### Job:
Copy out each line below exactly as it appears.

[START Source material]

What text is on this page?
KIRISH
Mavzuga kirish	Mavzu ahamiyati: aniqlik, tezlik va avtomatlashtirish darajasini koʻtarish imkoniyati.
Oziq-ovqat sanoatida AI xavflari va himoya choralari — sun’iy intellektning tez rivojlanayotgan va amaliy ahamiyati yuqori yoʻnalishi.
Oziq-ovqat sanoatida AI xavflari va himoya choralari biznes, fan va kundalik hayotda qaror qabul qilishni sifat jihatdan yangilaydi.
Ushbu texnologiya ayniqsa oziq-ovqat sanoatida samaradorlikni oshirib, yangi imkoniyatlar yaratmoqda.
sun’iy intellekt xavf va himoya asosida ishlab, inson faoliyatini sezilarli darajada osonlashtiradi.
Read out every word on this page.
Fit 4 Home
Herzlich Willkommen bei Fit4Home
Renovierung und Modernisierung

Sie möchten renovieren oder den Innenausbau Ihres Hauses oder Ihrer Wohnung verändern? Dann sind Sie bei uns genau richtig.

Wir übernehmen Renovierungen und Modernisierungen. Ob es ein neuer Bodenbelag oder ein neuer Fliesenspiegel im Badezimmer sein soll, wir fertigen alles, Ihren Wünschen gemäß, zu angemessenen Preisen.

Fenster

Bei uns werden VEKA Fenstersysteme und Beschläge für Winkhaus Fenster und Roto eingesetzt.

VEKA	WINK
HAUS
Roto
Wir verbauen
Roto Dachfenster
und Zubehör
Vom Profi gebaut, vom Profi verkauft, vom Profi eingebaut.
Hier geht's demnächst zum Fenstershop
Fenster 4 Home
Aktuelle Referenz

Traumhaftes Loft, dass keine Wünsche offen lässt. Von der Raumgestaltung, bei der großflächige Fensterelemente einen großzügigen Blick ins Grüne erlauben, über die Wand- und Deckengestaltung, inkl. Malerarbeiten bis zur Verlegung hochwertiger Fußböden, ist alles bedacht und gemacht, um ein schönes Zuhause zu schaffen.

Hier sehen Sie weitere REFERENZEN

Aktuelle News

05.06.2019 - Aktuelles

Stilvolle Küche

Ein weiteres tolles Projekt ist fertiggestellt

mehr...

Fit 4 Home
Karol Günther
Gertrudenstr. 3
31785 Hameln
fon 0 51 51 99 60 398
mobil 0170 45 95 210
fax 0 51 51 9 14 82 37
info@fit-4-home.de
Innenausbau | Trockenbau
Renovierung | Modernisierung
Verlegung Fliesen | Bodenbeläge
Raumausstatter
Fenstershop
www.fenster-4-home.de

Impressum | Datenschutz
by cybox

[END Source material]

### Task result:
What text is on this page?
KIRISH
Mavzuga kirish	Mavzu ahamiyati: aniqlik, tezlik va avtomatlashtirish darajasini koʻtarish imkoniyati.
Oziq-ovqat sanoatida AI xavflari va himoya choralari — sun’iy intellektning tez rivojlanayotgan va amaliy ahamiyati yuqori yoʻnalishi.
Oziq-ovqat sanoatida AI xavflari va himoya choralari biznes, fan va kundalik hayotda qaror qabul qilishni sifat jihatdan yangilaydi.
Ushbu texnologiya ayniqsa oziq-ovqat sanoatida samaradorlikni oshirib, yangi imkoniyatlar yaratmoqda.
sun’iy intellekt xavf va himoya asosida ishlab, inson faoliyatini sezilarli darajada osonlashtiradi.
Read out every word on this page.
Fit 4 Home
Herzlich Willkommen bei Fit4Home
Renovierung und Modernisierung

Sie möchten renovieren oder den Innenausbau Ihres Hauses oder Ihrer Wohnung verändern? Dann sind Sie bei uns genau richtig.

Wir übernehmen Renovierungen und Modernisierungen. Ob es ein neuer Bodenbelag oder ein neuer Fliesenspiegel im Badezimmer sein soll, wir fertigen alles, Ihren Wünschen gemäß, zu angemessenen Preisen.

Fenster

Bei uns werden VEKA Fenstersysteme und Beschläge für Winkhaus Fenster und Roto eingesetzt.

VEKA	WINK
HAUS
Roto
Wir verbauen
Roto Dachfenster
und Zubehör
Vom Profi gebaut, vom Profi verkauft, vom Profi eingebaut.
Hier geht's demnächst zum Fenstershop
Fenster 4 Home
Aktuelle Referenz

Traumhaftes Loft, dass keine Wünsche offen lässt. Von der Raumgestaltung, bei der großflächige Fensterelemente einen großzügigen Blick ins Grüne erlauben, über die Wand- und Deckengestaltung, inkl. Malerarbeiten bis zur Verlegung hochwertiger Fußböden, ist alles bedacht und gemacht, um ein schönes Zuhause zu schaffen.

Hier sehen Sie weitere REFERENZEN

Aktuelle News

05.06.2019 - Aktuelles

Stilvolle Küche

Ein weiteres tolles Projekt ist fertiggestellt

mehr...

Fit 4 Home
Karol Günther
Gertrudenstr. 3
31785 Hameln
fon 0 51 51 99 60 398
mobil 0170 45 95 210
fax 0 51 51 9 14 82 37
info@fit-4-home.de
Innenausbau | Trockenbau
Renovierung | Modernisierung
Verlegung Fliesen | Bodenbeläge
Raumausstatter
Fenstershop
www.fenster-4-home.de

Impressum | Datenschutz
by cybox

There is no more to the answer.